What is required — Copy the records below exactly, from the line containing "Output a JSON" through the last line, and leave out every picture.

Dataset items
━━━━━━
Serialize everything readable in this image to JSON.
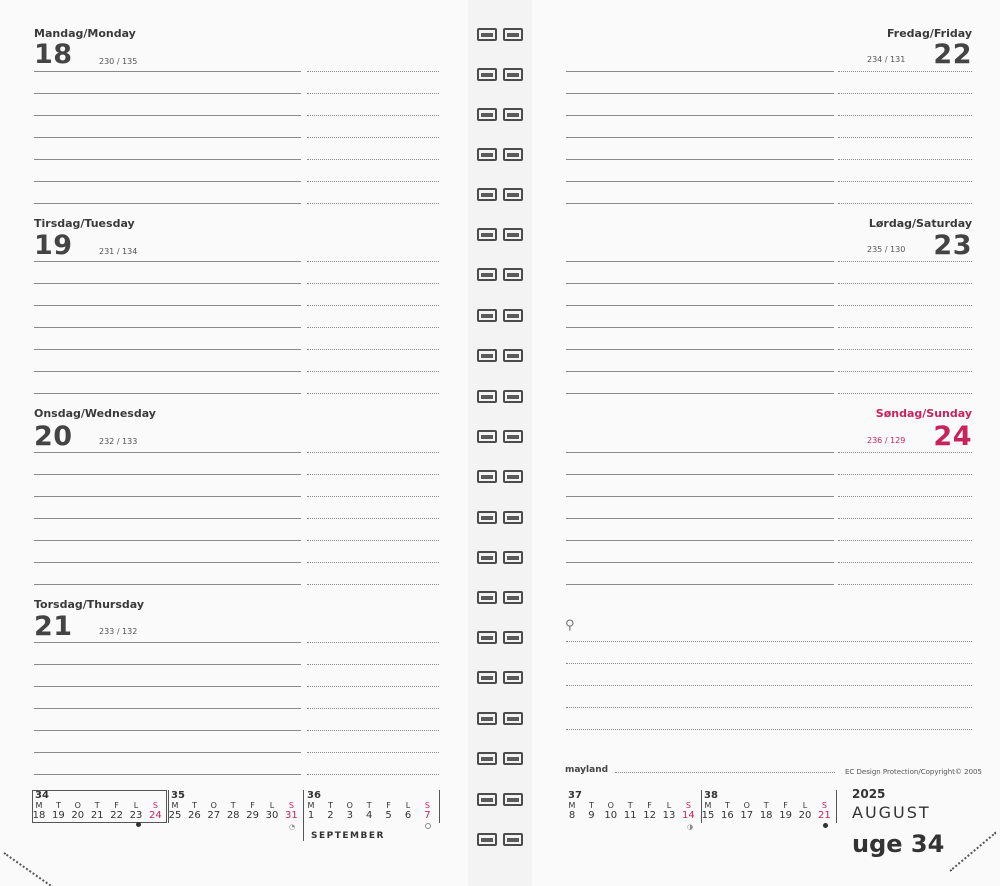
{
  "left_page": {
    "days": [
      {
        "name": "Mandag/Monday",
        "number": "18",
        "seq": "230 / 135"
      },
      {
        "name": "Tirsdag/Tuesday",
        "number": "19",
        "seq": "231 / 134"
      },
      {
        "name": "Onsdag/Wednesday",
        "number": "20",
        "seq": "232 / 133"
      },
      {
        "name": "Torsdag/Thursday",
        "number": "21",
        "seq": "233 / 132"
      }
    ]
  },
  "right_page": {
    "days": [
      {
        "name": "Fredag/Friday",
        "number": "22",
        "seq": "234 / 131"
      },
      {
        "name": "Lørdag/Saturday",
        "number": "23",
        "seq": "235 / 130"
      },
      {
        "name": "Søndag/Sunday",
        "number": "24",
        "seq": "236 / 129"
      }
    ],
    "brand": "mayland",
    "copyright": "EC Design Protection/Copyright© 2005",
    "year": "2025",
    "month": "AUGUST",
    "week": "uge 34"
  },
  "mini_calendar_left": {
    "weekday_letters": [
      "M",
      "T",
      "O",
      "T",
      "F",
      "L",
      "S"
    ],
    "weeks": [
      {
        "number": "34",
        "days": [
          "18",
          "19",
          "20",
          "21",
          "22",
          "23",
          "24"
        ]
      },
      {
        "number": "35",
        "days": [
          "25",
          "26",
          "27",
          "28",
          "29",
          "30",
          "31"
        ]
      },
      {
        "number": "36",
        "days": [
          "1",
          "2",
          "3",
          "4",
          "5",
          "6",
          "7"
        ]
      }
    ],
    "month_label": "SEPTEMBER"
  },
  "mini_calendar_right": {
    "weekday_letters": [
      "M",
      "T",
      "O",
      "T",
      "F",
      "L",
      "S"
    ],
    "weeks": [
      {
        "number": "37",
        "days": [
          "8",
          "9",
          "10",
          "11",
          "12",
          "13",
          "14"
        ]
      },
      {
        "number": "38",
        "days": [
          "15",
          "16",
          "17",
          "18",
          "19",
          "20",
          "21"
        ]
      }
    ]
  },
  "colors": {
    "sunday": "#c8235a",
    "text": "#3a3a3a",
    "paper": "#fafafa"
  }
}
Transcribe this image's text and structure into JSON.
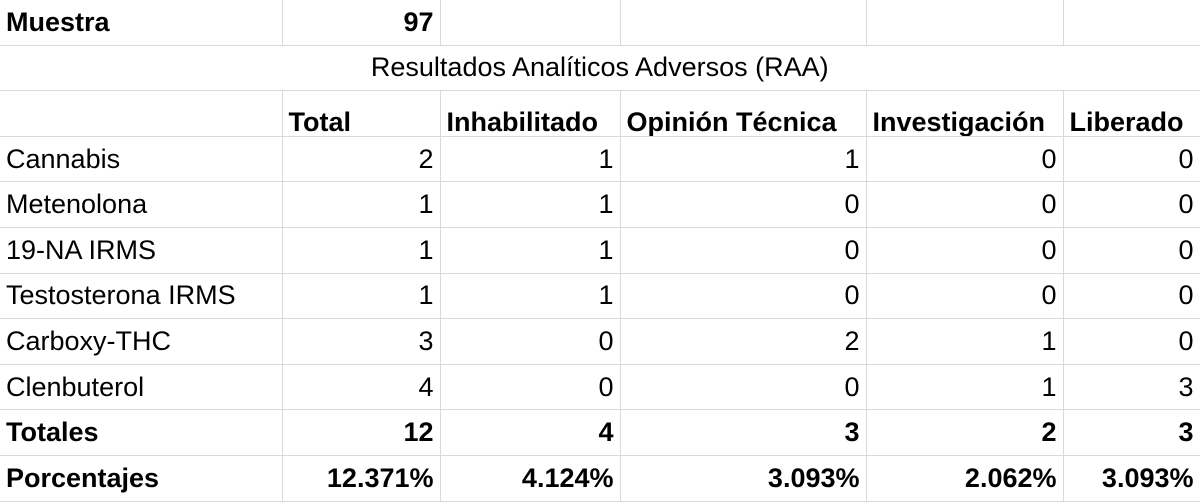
{
  "sample": {
    "label": "Muestra",
    "value": "97"
  },
  "title": "Resultados Analíticos Adversos (RAA)",
  "columns": [
    "Total",
    "Inhabilitado",
    "Opinión Técnica",
    "Investigación",
    "Liberado"
  ],
  "rows": [
    {
      "name": "Cannabis",
      "values": [
        "2",
        "1",
        "1",
        "0",
        "0"
      ]
    },
    {
      "name": "Metenolona",
      "values": [
        "1",
        "1",
        "0",
        "0",
        "0"
      ]
    },
    {
      "name": "19-NA IRMS",
      "values": [
        "1",
        "1",
        "0",
        "0",
        "0"
      ]
    },
    {
      "name": "Testosterona IRMS",
      "values": [
        "1",
        "1",
        "0",
        "0",
        "0"
      ]
    },
    {
      "name": "Carboxy-THC",
      "values": [
        "3",
        "0",
        "2",
        "1",
        "0"
      ]
    },
    {
      "name": "Clenbuterol",
      "values": [
        "4",
        "0",
        "0",
        "1",
        "3"
      ]
    }
  ],
  "totals": {
    "label": "Totales",
    "values": [
      "12",
      "4",
      "3",
      "2",
      "3"
    ]
  },
  "percentages": {
    "label": "Porcentajes",
    "values": [
      "12.371%",
      "4.124%",
      "3.093%",
      "2.062%",
      "3.093%"
    ]
  }
}
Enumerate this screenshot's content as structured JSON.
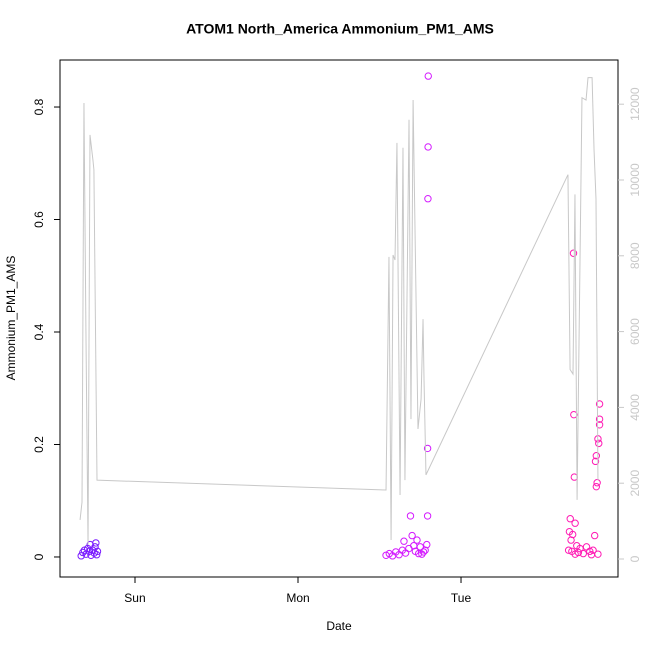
{
  "chart_data": {
    "type": "scatter",
    "title": "ATOM1 North_America Ammonium_PM1_AMS",
    "xlabel": "Date",
    "ylabel": "Ammonium_PM1_AMS",
    "xlim": [
      -0.46,
      2.963
    ],
    "xticks": [
      {
        "value": 0,
        "label": "Sun"
      },
      {
        "value": 1,
        "label": "Mon"
      },
      {
        "value": 2,
        "label": "Tue"
      }
    ],
    "ylim": [
      -0.0356,
      0.8836
    ],
    "yticks": [
      0,
      0.2,
      0.4,
      0.6,
      0.8
    ],
    "y2lim": [
      -475,
      13166
    ],
    "y2ticks": [
      0,
      2000,
      4000,
      6000,
      8000,
      10000,
      12000
    ],
    "y2color": "#c8c8c8",
    "series": [
      {
        "type": "scatter",
        "color": "#7a1aff",
        "x": [
          -0.33,
          -0.32,
          -0.31,
          -0.3,
          -0.29,
          -0.28,
          -0.275,
          -0.27,
          -0.26,
          -0.25,
          -0.245,
          -0.24,
          -0.235,
          -0.23
        ],
        "values": [
          0.002,
          0.008,
          0.012,
          0.005,
          0.015,
          0.01,
          0.022,
          0.003,
          0.012,
          0.007,
          0.018,
          0.025,
          0.004,
          0.01
        ]
      },
      {
        "type": "scatter",
        "color": "#d41aff",
        "x": [
          1.54,
          1.56,
          1.58,
          1.6,
          1.62,
          1.64,
          1.65,
          1.66,
          1.68,
          1.69,
          1.7,
          1.71,
          1.72,
          1.74,
          1.75,
          1.76,
          1.78,
          1.79,
          1.795,
          1.795,
          1.797,
          1.798,
          1.799,
          1.77,
          1.73
        ],
        "values": [
          0.003,
          0.006,
          0.002,
          0.009,
          0.004,
          0.012,
          0.028,
          0.007,
          0.015,
          0.073,
          0.038,
          0.02,
          0.01,
          0.006,
          0.018,
          0.005,
          0.012,
          0.022,
          0.073,
          0.193,
          0.637,
          0.729,
          0.855,
          0.009,
          0.03
        ]
      },
      {
        "type": "scatter",
        "color": "#ff1ab4",
        "x": [
          2.66,
          2.665,
          2.67,
          2.675,
          2.68,
          2.685,
          2.69,
          2.692,
          2.695,
          2.7,
          2.7,
          2.71,
          2.72,
          2.73,
          2.75,
          2.77,
          2.79,
          2.81,
          2.82,
          2.825,
          2.83,
          2.83,
          2.835,
          2.84,
          2.845,
          2.85,
          2.85,
          2.85,
          2.84,
          2.8
        ],
        "values": [
          0.012,
          0.045,
          0.068,
          0.03,
          0.01,
          0.04,
          0.54,
          0.253,
          0.142,
          0.06,
          0.005,
          0.02,
          0.008,
          0.015,
          0.006,
          0.018,
          0.01,
          0.012,
          0.038,
          0.17,
          0.18,
          0.125,
          0.132,
          0.21,
          0.202,
          0.235,
          0.245,
          0.272,
          0.005,
          0.004
        ]
      },
      {
        "type": "line",
        "axis": "y2",
        "color": "#c8c8c8",
        "x": [
          -0.337,
          -0.325,
          -0.313,
          -0.301,
          -0.288,
          -0.276,
          -0.258,
          -0.252,
          -0.233,
          1.54,
          1.558,
          1.571,
          1.583,
          1.595,
          1.607,
          1.626,
          1.644,
          1.656,
          1.681,
          1.693,
          1.706,
          1.736,
          1.755,
          1.767,
          1.773,
          1.785,
          2.656,
          2.669,
          2.687,
          2.699,
          2.712,
          2.73,
          2.742,
          2.767,
          2.779,
          2.804,
          2.816,
          2.828,
          2.84
        ],
        "values": [
          1030,
          1500,
          12030,
          6040,
          370,
          11190,
          10530,
          10270,
          2080,
          1820,
          7970,
          500,
          8020,
          7890,
          10980,
          1690,
          10850,
          2080,
          11590,
          3690,
          12110,
          3430,
          4220,
          6330,
          4750,
          2220,
          10140,
          5000,
          4880,
          9620,
          1560,
          7890,
          12170,
          12110,
          12700,
          12700,
          10800,
          9500,
          2080
        ]
      }
    ]
  }
}
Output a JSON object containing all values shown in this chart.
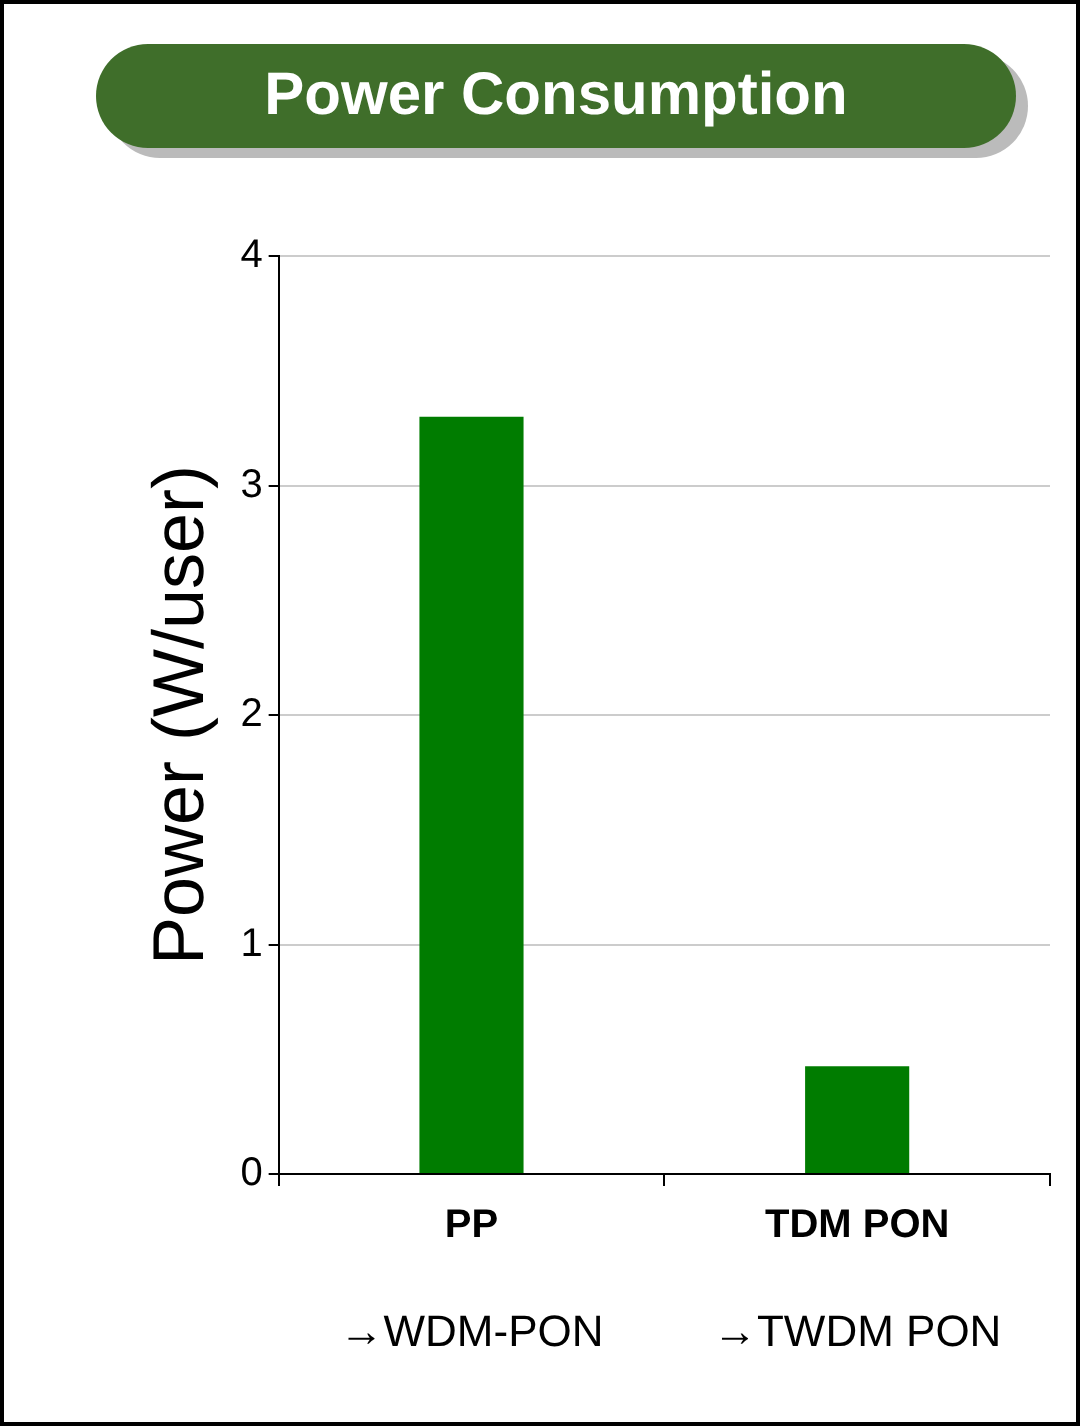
{
  "chart_data": {
    "type": "bar",
    "title": "Power Consumption",
    "ylabel": "Power (W/user)",
    "categories": [
      "PP",
      "TDM PON"
    ],
    "values": [
      3.3,
      0.47
    ],
    "color": "#007c00",
    "ylim": [
      0,
      4
    ],
    "yticks": [
      0,
      1,
      2,
      3,
      4
    ],
    "grid": "y",
    "annotations": [
      "→WDM-PON",
      "→TWDM PON"
    ]
  }
}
━━━━━━
Exercise answer —
Output a JSON object containing all values shown in this chart.
{
  "chart_data": {
    "type": "bar",
    "title": "Power Consumption",
    "ylabel": "Power (W/user)",
    "categories": [
      "PP",
      "TDM PON"
    ],
    "values": [
      3.3,
      0.47
    ],
    "color": "#007c00",
    "ylim": [
      0,
      4
    ],
    "yticks": [
      0,
      1,
      2,
      3,
      4
    ],
    "grid": "y",
    "annotations": [
      "→WDM-PON",
      "→TWDM PON"
    ]
  }
}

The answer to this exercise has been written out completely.